• Direction: Collect from the data below each line with "this".

━━━━━━━━

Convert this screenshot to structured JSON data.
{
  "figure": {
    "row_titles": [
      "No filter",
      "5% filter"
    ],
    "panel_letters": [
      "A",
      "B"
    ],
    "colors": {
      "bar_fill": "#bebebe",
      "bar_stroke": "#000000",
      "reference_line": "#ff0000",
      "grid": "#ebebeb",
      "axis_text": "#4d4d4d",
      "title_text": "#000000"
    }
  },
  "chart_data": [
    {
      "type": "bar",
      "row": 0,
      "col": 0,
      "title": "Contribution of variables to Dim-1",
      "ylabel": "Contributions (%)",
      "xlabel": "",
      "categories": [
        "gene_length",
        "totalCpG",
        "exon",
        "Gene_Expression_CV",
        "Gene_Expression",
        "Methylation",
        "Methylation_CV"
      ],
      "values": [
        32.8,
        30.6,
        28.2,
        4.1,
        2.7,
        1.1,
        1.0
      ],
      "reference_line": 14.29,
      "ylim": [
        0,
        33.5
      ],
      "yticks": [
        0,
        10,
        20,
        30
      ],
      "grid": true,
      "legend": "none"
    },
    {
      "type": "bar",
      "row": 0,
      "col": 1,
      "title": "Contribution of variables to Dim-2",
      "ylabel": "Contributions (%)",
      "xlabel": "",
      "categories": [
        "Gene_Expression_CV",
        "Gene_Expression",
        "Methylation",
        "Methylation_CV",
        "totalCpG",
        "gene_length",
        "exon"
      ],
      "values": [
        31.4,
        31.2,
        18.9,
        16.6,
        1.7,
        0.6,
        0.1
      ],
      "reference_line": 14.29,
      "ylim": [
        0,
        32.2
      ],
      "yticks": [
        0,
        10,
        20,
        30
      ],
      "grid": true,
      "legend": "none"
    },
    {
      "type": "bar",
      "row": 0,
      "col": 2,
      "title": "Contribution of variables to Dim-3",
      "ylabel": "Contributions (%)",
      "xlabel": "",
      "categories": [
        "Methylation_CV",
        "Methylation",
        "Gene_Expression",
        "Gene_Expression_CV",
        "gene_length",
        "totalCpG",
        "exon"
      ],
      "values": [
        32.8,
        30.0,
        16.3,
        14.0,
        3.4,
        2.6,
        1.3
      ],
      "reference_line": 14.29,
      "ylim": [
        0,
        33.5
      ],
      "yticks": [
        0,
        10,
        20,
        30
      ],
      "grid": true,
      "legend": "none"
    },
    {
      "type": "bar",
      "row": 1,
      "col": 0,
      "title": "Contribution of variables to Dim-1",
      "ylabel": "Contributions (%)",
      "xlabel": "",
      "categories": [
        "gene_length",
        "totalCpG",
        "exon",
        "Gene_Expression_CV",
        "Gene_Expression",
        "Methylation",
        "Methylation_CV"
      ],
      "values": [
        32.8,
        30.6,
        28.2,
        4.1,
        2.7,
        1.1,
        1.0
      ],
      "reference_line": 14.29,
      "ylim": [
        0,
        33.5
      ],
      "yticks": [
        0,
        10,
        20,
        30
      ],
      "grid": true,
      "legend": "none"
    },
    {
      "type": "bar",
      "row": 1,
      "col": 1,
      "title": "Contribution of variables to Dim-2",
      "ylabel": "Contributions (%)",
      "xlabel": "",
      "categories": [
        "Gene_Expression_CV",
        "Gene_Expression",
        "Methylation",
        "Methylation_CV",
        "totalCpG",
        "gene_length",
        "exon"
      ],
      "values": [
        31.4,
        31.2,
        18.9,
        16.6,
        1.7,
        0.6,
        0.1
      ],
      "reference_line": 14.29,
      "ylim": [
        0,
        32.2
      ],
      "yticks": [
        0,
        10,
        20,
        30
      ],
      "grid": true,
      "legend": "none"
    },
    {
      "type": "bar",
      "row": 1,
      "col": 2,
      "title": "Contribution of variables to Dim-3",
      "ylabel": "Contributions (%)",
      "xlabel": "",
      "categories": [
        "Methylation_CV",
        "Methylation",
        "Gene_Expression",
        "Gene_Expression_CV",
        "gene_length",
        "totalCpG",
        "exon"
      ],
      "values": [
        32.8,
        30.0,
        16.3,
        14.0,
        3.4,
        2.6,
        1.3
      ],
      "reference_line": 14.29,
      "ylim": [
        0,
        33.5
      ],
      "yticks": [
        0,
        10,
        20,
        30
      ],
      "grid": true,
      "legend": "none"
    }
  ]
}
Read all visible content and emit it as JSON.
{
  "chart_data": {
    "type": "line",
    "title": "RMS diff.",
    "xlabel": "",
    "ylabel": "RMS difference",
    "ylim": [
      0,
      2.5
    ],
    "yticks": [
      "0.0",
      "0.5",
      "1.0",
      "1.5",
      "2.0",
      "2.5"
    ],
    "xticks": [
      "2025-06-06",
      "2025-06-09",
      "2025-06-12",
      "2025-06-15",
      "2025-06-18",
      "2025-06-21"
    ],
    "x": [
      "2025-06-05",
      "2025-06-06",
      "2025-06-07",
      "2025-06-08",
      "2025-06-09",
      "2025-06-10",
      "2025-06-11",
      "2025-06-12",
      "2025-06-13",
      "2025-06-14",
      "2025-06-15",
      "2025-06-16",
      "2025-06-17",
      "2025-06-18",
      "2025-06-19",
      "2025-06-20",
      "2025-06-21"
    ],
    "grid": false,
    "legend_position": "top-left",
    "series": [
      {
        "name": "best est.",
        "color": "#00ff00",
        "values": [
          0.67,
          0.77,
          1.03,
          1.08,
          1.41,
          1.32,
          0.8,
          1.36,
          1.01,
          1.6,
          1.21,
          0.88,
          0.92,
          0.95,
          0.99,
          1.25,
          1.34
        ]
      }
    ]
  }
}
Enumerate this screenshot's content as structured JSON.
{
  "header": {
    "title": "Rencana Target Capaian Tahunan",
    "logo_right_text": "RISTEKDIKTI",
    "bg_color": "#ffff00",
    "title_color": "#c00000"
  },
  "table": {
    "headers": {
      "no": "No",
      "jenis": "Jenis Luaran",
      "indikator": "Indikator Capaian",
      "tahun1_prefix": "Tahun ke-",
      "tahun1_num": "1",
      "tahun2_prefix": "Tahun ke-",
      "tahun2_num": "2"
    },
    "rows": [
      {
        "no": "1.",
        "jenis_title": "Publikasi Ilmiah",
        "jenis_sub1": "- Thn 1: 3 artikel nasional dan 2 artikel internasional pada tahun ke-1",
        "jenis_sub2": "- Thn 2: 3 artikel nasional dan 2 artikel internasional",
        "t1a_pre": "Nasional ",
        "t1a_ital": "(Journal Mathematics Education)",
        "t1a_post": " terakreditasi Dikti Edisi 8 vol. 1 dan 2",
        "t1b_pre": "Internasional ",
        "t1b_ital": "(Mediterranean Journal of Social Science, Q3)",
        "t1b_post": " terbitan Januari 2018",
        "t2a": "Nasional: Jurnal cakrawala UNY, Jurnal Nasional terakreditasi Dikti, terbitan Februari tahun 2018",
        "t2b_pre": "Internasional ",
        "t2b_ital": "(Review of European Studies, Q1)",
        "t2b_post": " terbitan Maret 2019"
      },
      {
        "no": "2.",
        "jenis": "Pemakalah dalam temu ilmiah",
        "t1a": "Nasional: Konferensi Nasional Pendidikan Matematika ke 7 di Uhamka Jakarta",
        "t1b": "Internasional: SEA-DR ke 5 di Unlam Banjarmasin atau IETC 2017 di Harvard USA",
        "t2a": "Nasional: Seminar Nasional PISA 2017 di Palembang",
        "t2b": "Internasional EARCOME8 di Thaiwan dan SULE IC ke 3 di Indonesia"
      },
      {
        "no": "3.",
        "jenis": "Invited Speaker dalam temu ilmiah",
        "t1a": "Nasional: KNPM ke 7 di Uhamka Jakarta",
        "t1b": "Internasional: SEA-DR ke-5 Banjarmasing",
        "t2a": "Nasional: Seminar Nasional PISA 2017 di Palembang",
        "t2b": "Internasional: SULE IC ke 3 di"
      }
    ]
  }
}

━━━━━━━━

• Reply to the exercise:
Convert this screenshot to structured JSON data.
Enumerate this screenshot's content as structured JSON.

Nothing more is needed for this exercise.